DESCRIPTION OF THE TASK.
Restate all of the following data exactly, keeping any images out of the copy.

RAW DATA.
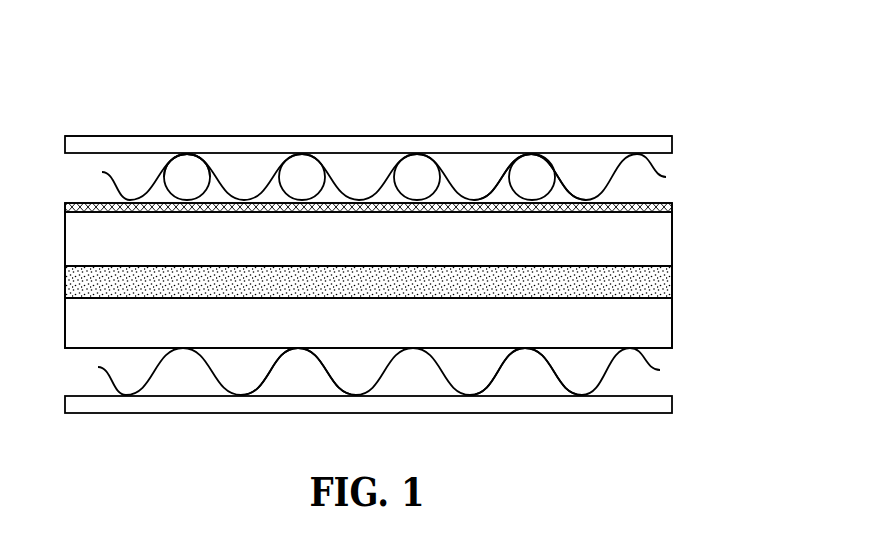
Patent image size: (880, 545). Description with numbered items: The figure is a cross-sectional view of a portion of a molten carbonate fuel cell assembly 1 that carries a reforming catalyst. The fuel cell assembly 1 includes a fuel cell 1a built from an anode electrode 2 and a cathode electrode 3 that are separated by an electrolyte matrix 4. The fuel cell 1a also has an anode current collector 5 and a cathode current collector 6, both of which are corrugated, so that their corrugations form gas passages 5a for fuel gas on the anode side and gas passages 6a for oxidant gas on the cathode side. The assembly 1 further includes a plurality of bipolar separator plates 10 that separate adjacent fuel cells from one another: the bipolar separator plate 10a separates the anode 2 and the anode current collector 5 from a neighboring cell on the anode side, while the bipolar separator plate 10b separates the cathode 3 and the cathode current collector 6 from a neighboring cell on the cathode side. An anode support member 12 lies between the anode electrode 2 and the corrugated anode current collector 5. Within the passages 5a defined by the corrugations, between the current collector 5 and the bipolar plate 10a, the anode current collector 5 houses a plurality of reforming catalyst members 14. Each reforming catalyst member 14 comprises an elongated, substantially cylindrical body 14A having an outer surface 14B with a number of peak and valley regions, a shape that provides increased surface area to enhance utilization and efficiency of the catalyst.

The fuel cell assembly 1 is at (462, 72).
The fuel cell 1a is at (733, 245).
The anode electrode 2 is at (660, 235).
The cathode electrode 3 is at (643, 332).
The electrolyte matrix 4 is at (652, 282).
The anode current collector 5 is at (660, 170).
The gas passages 5a is at (475, 168).
The cathode current collector 6 is at (657, 372).
The gas passages 6a is at (307, 377).
The bipolar separator plates 10 is at (607, 143).
The bipolar separator plate 10a is at (245, 143).
The bipolar separator plate 10b is at (657, 402).
The anode support member 12 is at (83, 203).
The reforming catalyst members 14 is at (195, 135).
The elongated body 14A is at (180, 170).
The outer surface 14B is at (157, 185).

RESULT BELOW.
Patent image size: (880, 545). Description with numbered items: The figure is a cross-sectional view of a portion of a molten carbonate fuel cell assembly 1 that carries a reforming catalyst. The fuel cell assembly 1 includes a fuel cell 1a built from an anode electrode 2 and a cathode electrode 3 that are separated by an electrolyte matrix 4. The fuel cell 1a also has an anode current collector 5 and a cathode current collector 6, both of which are corrugated, so that their corrugations form gas passages 5a for fuel gas on the anode side and gas passages 6a for oxidant gas on the cathode side. The assembly 1 further includes a plurality of bipolar separator plates 10 that separate adjacent fuel cells from one another: the bipolar separator plate 10a separates the anode 2 and the anode current collector 5 from a neighboring cell on the anode side, while the bipolar separator plate 10b separates the cathode 3 and the cathode current collector 6 from a neighboring cell on the cathode side. An anode support member 12 lies between the anode electrode 2 and the corrugated anode current collector 5. Within the passages 5a defined by the corrugations, between the current collector 5 and the bipolar plate 10a, the anode current collector 5 houses a plurality of reforming catalyst members 14. Each reforming catalyst member 14 comprises an elongated, substantially cylindrical body 14A having an outer surface 14B with a number of peak and valley regions, a shape that provides increased surface area to enhance utilization and efficiency of the catalyst.

The fuel cell assembly 1 is at (462, 72).
The fuel cell 1a is at (733, 245).
The anode electrode 2 is at (660, 235).
The cathode electrode 3 is at (643, 332).
The electrolyte matrix 4 is at (652, 282).
The anode current collector 5 is at (660, 170).
The gas passages 5a is at (475, 168).
The cathode current collector 6 is at (657, 372).
The gas passages 6a is at (307, 377).
The bipolar separator plates 10 is at (607, 143).
The bipolar separator plate 10a is at (245, 143).
The bipolar separator plate 10b is at (657, 402).
The anode support member 12 is at (83, 203).
The reforming catalyst members 14 is at (195, 135).
The elongated body 14A is at (180, 170).
The outer surface 14B is at (157, 185).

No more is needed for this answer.